**WRITTEN REQUEST:** Go through the records and give each one again exactly.

______

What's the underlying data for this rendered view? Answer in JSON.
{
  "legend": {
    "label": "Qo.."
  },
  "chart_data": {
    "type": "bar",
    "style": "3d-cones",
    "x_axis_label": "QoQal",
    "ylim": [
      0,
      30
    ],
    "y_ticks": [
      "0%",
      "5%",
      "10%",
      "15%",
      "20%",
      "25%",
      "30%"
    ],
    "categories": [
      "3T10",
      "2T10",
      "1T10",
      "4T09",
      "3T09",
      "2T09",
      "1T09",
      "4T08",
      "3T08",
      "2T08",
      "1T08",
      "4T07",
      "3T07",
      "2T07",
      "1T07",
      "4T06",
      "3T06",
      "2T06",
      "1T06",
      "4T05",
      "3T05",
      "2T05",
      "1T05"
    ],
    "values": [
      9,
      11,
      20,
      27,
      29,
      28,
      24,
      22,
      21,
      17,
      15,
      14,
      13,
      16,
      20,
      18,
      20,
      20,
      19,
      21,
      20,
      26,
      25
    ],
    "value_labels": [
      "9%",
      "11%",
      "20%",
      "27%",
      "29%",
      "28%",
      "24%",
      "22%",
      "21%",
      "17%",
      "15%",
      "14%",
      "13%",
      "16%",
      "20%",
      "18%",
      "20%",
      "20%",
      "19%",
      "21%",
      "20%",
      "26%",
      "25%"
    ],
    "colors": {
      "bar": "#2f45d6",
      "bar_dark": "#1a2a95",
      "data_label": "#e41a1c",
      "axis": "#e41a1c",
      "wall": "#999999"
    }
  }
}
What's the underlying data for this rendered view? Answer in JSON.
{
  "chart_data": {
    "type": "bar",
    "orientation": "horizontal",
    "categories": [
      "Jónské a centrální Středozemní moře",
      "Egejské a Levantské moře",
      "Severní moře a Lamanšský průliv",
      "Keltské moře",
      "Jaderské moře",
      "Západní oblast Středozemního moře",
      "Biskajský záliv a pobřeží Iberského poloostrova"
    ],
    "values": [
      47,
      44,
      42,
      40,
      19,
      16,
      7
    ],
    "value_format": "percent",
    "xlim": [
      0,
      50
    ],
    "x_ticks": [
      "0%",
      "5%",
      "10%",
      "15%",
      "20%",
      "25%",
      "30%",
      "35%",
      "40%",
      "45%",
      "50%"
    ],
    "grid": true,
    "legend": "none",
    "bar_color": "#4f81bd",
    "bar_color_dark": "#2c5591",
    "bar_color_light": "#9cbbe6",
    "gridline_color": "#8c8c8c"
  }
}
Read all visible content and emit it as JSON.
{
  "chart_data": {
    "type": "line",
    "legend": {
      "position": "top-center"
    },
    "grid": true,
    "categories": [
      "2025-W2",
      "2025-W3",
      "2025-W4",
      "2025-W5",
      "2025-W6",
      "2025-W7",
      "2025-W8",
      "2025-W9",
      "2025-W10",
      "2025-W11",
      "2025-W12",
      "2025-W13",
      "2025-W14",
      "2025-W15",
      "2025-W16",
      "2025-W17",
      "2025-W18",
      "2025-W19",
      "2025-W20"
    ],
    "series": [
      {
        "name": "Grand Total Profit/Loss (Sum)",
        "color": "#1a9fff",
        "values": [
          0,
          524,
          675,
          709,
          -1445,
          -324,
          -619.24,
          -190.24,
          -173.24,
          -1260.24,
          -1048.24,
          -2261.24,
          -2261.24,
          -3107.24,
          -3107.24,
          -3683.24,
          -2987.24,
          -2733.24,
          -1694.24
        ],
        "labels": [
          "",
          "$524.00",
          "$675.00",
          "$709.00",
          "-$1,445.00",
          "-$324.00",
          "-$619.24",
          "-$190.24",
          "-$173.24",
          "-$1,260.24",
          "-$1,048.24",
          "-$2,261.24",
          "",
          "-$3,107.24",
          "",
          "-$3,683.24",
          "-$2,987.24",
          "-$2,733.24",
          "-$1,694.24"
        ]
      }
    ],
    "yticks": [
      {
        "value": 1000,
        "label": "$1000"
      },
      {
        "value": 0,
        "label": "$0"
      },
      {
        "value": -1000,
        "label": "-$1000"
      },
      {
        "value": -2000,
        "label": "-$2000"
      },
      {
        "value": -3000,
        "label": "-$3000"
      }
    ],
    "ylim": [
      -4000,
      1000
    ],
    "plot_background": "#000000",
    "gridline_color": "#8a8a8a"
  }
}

______

**RESULT OF THE TASK:**
What's the underlying data for this rendered view? Answer in JSON.
{
  "legend": {
    "label": "Qo.."
  },
  "chart_data": {
    "type": "bar",
    "style": "3d-cones",
    "x_axis_label": "QoQal",
    "ylim": [
      0,
      30
    ],
    "y_ticks": [
      "0%",
      "5%",
      "10%",
      "15%",
      "20%",
      "25%",
      "30%"
    ],
    "categories": [
      "3T10",
      "2T10",
      "1T10",
      "4T09",
      "3T09",
      "2T09",
      "1T09",
      "4T08",
      "3T08",
      "2T08",
      "1T08",
      "4T07",
      "3T07",
      "2T07",
      "1T07",
      "4T06",
      "3T06",
      "2T06",
      "1T06",
      "4T05",
      "3T05",
      "2T05",
      "1T05"
    ],
    "values": [
      9,
      11,
      20,
      27,
      29,
      28,
      24,
      22,
      21,
      17,
      15,
      14,
      13,
      16,
      20,
      18,
      20,
      20,
      19,
      21,
      20,
      26,
      25
    ],
    "value_labels": [
      "9%",
      "11%",
      "20%",
      "27%",
      "29%",
      "28%",
      "24%",
      "22%",
      "21%",
      "17%",
      "15%",
      "14%",
      "13%",
      "16%",
      "20%",
      "18%",
      "20%",
      "20%",
      "19%",
      "21%",
      "20%",
      "26%",
      "25%"
    ],
    "colors": {
      "bar": "#2f45d6",
      "bar_dark": "#1a2a95",
      "data_label": "#e41a1c",
      "axis": "#e41a1c",
      "wall": "#999999"
    }
  }
}
What's the underlying data for this rendered view? Answer in JSON.
{
  "chart_data": {
    "type": "bar",
    "orientation": "horizontal",
    "categories": [
      "Jónské a centrální Středozemní moře",
      "Egejské a Levantské moře",
      "Severní moře a Lamanšský průliv",
      "Keltské moře",
      "Jaderské moře",
      "Západní oblast Středozemního moře",
      "Biskajský záliv a pobřeží Iberského poloostrova"
    ],
    "values": [
      47,
      44,
      42,
      40,
      19,
      16,
      7
    ],
    "value_format": "percent",
    "xlim": [
      0,
      50
    ],
    "x_ticks": [
      "0%",
      "5%",
      "10%",
      "15%",
      "20%",
      "25%",
      "30%",
      "35%",
      "40%",
      "45%",
      "50%"
    ],
    "grid": true,
    "legend": "none",
    "bar_color": "#4f81bd",
    "bar_color_dark": "#2c5591",
    "bar_color_light": "#9cbbe6",
    "gridline_color": "#8c8c8c"
  }
}
Read all visible content and emit it as JSON.
{
  "chart_data": {
    "type": "line",
    "legend": {
      "position": "top-center"
    },
    "grid": true,
    "categories": [
      "2025-W2",
      "2025-W3",
      "2025-W4",
      "2025-W5",
      "2025-W6",
      "2025-W7",
      "2025-W8",
      "2025-W9",
      "2025-W10",
      "2025-W11",
      "2025-W12",
      "2025-W13",
      "2025-W14",
      "2025-W15",
      "2025-W16",
      "2025-W17",
      "2025-W18",
      "2025-W19",
      "2025-W20"
    ],
    "series": [
      {
        "name": "Grand Total Profit/Loss (Sum)",
        "color": "#1a9fff",
        "values": [
          0,
          524,
          675,
          709,
          -1445,
          -324,
          -619.24,
          -190.24,
          -173.24,
          -1260.24,
          -1048.24,
          -2261.24,
          -2261.24,
          -3107.24,
          -3107.24,
          -3683.24,
          -2987.24,
          -2733.24,
          -1694.24
        ],
        "labels": [
          "",
          "$524.00",
          "$675.00",
          "$709.00",
          "-$1,445.00",
          "-$324.00",
          "-$619.24",
          "-$190.24",
          "-$173.24",
          "-$1,260.24",
          "-$1,048.24",
          "-$2,261.24",
          "",
          "-$3,107.24",
          "",
          "-$3,683.24",
          "-$2,987.24",
          "-$2,733.24",
          "-$1,694.24"
        ]
      }
    ],
    "yticks": [
      {
        "value": 1000,
        "label": "$1000"
      },
      {
        "value": 0,
        "label": "$0"
      },
      {
        "value": -1000,
        "label": "-$1000"
      },
      {
        "value": -2000,
        "label": "-$2000"
      },
      {
        "value": -3000,
        "label": "-$3000"
      }
    ],
    "ylim": [
      -4000,
      1000
    ],
    "plot_background": "#000000",
    "gridline_color": "#8a8a8a"
  }
}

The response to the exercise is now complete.